- _Short task_: The answer is a single number: how many lines hold the string "Reclamation".
== Dataset rows ==
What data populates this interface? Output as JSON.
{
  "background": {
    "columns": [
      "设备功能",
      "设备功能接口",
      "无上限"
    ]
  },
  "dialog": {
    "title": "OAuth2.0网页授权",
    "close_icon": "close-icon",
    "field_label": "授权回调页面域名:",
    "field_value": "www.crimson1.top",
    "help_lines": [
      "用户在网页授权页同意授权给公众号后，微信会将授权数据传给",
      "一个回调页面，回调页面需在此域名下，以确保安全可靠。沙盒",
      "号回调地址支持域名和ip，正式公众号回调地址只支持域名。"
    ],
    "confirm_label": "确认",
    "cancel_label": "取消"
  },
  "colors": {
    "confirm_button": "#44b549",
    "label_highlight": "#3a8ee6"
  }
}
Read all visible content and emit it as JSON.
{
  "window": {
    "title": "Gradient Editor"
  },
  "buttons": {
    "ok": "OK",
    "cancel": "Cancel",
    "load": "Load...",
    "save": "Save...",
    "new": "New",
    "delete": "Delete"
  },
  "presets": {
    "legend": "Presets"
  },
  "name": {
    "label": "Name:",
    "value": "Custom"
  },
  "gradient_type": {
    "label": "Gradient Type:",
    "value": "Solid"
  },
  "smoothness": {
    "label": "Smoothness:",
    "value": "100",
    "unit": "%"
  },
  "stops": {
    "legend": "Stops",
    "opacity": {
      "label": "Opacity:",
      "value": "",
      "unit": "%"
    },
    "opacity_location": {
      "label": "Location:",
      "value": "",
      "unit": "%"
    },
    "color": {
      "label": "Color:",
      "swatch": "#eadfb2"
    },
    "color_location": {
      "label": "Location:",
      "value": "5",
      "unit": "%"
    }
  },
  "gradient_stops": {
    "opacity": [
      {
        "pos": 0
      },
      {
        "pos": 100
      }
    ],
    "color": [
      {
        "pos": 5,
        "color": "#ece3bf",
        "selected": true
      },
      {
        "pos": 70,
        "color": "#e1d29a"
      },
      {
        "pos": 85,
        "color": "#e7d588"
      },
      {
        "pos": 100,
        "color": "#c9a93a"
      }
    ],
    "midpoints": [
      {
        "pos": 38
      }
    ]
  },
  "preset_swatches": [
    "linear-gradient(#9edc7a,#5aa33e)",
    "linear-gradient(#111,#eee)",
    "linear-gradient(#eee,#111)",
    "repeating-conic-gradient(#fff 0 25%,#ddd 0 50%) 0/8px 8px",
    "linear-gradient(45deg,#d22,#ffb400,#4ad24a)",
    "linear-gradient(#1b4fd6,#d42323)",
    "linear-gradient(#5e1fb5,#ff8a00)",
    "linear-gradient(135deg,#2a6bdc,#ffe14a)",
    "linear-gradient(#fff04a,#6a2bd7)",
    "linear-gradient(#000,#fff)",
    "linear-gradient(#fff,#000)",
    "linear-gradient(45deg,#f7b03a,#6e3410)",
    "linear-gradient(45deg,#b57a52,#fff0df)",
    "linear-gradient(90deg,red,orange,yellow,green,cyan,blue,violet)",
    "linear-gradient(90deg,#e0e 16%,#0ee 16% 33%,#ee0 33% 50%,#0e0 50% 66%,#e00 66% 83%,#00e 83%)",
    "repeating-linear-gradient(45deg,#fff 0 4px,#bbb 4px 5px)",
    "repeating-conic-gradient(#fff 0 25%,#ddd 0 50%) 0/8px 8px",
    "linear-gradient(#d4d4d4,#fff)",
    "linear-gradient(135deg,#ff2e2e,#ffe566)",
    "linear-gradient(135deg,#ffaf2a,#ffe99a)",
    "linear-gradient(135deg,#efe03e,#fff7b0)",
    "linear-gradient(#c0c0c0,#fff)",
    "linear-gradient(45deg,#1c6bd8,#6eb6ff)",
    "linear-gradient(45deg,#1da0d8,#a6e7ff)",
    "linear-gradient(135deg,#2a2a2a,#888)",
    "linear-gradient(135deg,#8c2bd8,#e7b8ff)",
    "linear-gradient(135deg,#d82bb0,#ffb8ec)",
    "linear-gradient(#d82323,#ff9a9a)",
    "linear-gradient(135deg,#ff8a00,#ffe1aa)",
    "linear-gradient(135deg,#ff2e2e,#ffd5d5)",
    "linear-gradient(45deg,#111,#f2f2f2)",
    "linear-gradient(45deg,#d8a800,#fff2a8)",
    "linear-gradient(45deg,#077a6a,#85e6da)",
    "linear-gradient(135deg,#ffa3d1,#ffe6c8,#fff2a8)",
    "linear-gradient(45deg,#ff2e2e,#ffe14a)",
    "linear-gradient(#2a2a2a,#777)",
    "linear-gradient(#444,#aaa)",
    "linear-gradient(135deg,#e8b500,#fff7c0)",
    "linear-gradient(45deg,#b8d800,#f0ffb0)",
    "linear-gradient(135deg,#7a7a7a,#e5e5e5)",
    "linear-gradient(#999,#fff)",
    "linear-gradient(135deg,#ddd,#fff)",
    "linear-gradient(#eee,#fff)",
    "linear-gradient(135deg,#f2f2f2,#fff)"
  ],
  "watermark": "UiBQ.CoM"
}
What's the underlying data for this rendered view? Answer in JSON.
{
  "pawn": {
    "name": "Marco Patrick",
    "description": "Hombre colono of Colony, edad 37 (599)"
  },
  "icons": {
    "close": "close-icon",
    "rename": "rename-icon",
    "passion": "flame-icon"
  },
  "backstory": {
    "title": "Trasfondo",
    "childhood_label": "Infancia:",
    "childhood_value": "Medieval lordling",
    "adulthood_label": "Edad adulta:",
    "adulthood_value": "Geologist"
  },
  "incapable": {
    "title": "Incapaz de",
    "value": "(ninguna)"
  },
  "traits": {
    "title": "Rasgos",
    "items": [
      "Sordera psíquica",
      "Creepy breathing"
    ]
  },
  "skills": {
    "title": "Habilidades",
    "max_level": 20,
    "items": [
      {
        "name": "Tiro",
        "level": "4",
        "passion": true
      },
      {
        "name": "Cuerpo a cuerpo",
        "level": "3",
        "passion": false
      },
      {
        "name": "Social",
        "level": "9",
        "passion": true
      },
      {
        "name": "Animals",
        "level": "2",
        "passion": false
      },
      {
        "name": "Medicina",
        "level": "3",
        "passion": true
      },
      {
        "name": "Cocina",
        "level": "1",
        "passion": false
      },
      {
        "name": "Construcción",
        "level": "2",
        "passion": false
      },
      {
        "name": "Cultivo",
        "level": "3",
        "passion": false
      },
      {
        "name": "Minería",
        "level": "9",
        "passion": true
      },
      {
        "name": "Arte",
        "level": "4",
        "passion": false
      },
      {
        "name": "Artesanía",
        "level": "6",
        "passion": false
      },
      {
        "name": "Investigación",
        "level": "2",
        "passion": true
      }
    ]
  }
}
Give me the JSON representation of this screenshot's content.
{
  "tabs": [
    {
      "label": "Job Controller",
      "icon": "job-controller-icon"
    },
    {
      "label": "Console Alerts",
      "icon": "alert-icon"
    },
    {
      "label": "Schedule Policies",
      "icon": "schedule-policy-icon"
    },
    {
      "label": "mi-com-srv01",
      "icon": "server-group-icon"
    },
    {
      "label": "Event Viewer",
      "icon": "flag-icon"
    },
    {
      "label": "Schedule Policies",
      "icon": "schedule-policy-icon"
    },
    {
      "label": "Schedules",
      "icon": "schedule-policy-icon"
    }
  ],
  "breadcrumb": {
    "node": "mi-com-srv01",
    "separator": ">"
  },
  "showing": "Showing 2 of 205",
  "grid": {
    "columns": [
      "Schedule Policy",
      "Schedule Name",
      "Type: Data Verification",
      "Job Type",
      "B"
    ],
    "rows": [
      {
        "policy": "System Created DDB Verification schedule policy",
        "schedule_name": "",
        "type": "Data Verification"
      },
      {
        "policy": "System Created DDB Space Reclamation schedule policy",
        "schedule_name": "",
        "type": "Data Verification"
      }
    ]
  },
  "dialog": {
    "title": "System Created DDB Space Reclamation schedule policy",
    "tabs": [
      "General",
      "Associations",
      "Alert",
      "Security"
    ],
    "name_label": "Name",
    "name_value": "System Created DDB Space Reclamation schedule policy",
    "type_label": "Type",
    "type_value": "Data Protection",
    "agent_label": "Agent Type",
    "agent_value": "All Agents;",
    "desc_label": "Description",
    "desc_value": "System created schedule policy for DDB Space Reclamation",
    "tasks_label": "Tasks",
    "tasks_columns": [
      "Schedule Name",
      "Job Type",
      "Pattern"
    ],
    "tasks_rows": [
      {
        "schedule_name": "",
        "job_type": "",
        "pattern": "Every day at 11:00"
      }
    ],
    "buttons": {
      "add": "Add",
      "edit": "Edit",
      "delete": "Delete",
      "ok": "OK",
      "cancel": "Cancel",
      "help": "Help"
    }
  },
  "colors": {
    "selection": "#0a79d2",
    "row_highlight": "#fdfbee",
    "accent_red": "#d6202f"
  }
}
===
- _Result of the task_: 4